Short problem
Check every line below for the string "NMLS", and copy the lines that contain it.

[Excerpt from a dataset]
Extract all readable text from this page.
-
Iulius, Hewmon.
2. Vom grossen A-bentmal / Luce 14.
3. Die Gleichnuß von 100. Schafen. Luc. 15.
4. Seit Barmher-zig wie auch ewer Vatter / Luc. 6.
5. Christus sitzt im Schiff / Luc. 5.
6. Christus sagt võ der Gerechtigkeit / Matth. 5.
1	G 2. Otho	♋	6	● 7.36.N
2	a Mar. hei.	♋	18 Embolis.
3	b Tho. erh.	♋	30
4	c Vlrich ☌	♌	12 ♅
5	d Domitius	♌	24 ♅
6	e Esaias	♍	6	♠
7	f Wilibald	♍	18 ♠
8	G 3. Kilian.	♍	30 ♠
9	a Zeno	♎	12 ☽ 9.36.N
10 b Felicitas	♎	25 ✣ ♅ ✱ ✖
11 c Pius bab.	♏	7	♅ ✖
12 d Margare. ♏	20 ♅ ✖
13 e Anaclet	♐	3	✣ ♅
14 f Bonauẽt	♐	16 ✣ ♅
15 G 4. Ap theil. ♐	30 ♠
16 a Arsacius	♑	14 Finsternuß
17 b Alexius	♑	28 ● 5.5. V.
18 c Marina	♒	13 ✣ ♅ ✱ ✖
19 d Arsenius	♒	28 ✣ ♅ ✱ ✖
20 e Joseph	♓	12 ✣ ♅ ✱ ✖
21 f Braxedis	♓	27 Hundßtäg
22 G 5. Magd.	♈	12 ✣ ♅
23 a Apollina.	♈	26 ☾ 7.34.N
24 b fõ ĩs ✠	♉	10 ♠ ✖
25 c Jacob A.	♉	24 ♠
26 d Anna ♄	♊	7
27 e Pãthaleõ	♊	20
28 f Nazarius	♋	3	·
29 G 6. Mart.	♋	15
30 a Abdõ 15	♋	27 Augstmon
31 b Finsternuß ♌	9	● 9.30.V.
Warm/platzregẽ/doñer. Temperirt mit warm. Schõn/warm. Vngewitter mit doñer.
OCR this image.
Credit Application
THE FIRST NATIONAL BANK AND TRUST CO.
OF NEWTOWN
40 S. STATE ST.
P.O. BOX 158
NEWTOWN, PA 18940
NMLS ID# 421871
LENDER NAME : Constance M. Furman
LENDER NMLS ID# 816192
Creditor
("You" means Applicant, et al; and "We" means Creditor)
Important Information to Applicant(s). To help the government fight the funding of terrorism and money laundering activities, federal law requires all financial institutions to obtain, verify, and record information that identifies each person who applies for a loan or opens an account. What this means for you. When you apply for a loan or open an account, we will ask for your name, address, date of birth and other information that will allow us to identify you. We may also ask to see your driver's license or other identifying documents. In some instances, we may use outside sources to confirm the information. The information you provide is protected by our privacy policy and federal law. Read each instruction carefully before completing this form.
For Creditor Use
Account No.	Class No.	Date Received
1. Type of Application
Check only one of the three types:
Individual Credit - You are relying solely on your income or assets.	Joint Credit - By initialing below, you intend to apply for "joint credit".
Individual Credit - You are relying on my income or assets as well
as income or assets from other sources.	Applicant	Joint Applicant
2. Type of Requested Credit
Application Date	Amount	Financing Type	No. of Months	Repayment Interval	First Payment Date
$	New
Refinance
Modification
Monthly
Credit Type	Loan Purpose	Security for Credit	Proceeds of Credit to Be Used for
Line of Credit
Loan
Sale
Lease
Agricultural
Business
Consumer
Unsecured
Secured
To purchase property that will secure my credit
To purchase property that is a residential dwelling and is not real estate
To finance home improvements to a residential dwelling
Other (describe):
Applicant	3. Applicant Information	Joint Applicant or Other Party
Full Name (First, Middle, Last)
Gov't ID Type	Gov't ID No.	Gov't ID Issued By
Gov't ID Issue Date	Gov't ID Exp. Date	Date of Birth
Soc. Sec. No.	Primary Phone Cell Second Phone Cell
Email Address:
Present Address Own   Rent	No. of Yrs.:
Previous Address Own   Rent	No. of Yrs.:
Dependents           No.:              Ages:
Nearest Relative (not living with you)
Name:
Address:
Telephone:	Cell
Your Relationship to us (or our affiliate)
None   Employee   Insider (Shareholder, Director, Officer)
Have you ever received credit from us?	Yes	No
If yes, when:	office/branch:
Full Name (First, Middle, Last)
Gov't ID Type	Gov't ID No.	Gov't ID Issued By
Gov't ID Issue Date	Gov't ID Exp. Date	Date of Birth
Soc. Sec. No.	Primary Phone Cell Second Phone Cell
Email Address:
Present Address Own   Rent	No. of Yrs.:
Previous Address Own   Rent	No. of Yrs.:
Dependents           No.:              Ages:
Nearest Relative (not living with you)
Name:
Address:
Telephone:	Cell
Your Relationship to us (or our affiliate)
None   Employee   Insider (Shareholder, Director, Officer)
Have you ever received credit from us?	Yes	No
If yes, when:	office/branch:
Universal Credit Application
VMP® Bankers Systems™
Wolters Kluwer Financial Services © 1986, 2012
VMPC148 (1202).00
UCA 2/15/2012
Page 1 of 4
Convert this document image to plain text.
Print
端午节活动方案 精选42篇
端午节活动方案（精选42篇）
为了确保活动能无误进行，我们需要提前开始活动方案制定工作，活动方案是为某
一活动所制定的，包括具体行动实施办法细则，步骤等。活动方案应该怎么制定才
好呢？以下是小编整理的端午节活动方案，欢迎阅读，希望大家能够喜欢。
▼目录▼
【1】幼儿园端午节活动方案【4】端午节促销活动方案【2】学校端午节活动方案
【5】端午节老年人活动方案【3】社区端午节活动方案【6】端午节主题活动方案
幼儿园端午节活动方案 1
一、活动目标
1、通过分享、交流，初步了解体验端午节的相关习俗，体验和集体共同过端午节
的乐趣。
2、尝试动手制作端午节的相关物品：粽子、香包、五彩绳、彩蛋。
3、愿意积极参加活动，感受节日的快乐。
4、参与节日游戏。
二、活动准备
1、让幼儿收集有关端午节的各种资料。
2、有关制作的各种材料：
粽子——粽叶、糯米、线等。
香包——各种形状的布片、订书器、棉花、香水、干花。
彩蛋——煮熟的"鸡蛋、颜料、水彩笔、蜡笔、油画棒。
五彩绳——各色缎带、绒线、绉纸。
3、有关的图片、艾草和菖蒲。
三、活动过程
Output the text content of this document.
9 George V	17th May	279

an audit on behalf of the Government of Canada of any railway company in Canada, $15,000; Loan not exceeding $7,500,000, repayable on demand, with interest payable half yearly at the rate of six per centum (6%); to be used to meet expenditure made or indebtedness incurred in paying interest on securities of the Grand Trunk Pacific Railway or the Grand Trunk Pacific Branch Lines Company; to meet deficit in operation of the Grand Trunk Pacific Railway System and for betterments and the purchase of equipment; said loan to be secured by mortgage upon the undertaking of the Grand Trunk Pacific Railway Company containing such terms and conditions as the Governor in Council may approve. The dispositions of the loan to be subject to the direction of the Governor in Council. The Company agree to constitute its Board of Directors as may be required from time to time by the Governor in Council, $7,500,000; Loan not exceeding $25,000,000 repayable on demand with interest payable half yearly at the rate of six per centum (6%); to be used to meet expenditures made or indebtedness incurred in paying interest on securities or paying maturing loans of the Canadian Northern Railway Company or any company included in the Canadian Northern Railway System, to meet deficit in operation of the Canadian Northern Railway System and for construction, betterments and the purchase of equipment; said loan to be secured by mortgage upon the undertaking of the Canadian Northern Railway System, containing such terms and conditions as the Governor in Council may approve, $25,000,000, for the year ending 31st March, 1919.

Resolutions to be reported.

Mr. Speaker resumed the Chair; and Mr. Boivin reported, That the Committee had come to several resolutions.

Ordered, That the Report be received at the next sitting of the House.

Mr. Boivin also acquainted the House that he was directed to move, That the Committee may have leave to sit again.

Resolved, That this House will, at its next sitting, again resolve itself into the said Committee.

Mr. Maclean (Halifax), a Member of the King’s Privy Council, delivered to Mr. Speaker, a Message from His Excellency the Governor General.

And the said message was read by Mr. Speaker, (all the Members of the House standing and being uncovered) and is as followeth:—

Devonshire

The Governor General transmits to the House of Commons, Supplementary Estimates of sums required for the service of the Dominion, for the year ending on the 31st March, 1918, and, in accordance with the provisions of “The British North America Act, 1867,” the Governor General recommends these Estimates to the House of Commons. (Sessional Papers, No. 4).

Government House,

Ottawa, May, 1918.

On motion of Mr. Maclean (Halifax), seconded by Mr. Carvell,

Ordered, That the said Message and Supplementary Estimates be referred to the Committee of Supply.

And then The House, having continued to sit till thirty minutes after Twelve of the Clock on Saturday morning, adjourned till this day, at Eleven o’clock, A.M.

Solution to this task
NMLS ID# 421871
LENDER NMLS ID# 816192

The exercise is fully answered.